§ JOB
Please copy every line of the records below that holds the word "having".

§ SUPPLIED MATERIAL
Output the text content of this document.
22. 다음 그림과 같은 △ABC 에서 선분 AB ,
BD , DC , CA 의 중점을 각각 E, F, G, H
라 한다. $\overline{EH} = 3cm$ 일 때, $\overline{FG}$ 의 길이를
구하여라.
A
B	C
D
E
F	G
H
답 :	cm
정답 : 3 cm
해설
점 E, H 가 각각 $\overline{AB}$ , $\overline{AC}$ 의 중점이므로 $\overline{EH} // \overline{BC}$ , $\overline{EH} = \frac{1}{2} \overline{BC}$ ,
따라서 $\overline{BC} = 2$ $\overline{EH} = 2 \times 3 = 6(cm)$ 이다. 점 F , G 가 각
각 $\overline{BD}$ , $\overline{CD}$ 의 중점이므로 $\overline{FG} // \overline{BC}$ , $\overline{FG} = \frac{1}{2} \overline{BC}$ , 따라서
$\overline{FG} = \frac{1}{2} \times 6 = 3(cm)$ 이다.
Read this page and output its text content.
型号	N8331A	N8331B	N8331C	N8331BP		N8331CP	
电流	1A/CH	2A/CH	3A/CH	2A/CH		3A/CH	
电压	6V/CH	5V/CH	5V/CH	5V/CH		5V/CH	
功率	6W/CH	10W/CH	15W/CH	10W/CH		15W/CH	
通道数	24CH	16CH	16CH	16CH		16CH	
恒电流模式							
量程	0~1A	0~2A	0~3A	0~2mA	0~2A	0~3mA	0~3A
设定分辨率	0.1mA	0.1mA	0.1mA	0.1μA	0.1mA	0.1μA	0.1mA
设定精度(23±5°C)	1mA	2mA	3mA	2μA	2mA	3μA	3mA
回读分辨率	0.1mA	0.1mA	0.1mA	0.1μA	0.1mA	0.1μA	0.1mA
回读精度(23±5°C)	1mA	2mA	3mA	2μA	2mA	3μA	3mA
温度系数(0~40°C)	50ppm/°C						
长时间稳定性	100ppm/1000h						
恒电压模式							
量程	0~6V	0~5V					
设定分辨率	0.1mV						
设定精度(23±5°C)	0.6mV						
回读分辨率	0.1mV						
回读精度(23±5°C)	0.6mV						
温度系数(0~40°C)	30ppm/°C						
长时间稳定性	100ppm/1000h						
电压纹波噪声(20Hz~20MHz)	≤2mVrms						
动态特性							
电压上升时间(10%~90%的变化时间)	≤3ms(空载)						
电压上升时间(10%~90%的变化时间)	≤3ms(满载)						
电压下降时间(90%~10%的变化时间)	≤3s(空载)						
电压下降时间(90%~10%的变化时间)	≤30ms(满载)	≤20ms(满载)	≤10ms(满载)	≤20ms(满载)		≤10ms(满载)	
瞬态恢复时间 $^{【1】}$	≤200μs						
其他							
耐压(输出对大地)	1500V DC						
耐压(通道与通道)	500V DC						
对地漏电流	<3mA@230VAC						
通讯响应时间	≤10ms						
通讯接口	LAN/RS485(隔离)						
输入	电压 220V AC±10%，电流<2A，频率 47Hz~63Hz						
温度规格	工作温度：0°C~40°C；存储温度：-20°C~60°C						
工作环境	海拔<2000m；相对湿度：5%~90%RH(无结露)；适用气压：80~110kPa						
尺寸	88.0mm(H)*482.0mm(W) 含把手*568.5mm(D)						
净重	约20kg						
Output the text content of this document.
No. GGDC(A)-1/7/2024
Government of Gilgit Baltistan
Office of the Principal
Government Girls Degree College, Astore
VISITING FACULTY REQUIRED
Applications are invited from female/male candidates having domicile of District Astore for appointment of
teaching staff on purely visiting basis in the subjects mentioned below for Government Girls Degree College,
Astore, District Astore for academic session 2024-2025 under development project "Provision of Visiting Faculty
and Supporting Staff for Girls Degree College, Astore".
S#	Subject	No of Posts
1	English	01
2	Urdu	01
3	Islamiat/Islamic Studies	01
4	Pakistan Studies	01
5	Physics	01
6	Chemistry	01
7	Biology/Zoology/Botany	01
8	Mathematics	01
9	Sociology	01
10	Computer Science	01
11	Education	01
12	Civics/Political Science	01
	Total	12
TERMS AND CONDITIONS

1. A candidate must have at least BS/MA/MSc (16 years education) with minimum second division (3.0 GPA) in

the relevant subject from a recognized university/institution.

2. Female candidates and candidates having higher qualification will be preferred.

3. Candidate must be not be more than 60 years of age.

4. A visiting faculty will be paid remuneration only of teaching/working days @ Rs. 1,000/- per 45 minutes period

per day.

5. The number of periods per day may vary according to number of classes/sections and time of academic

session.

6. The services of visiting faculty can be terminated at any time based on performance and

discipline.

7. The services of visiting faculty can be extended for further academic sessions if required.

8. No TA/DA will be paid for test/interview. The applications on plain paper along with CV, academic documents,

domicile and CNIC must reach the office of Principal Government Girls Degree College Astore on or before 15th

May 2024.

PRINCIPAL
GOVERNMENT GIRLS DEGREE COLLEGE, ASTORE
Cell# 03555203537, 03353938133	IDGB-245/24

§ EXPECTED ANSWER
Applications are invited from female/male candidates having domicile of District Astore for appointment of
2. Female candidates and candidates having higher qualification will be preferred.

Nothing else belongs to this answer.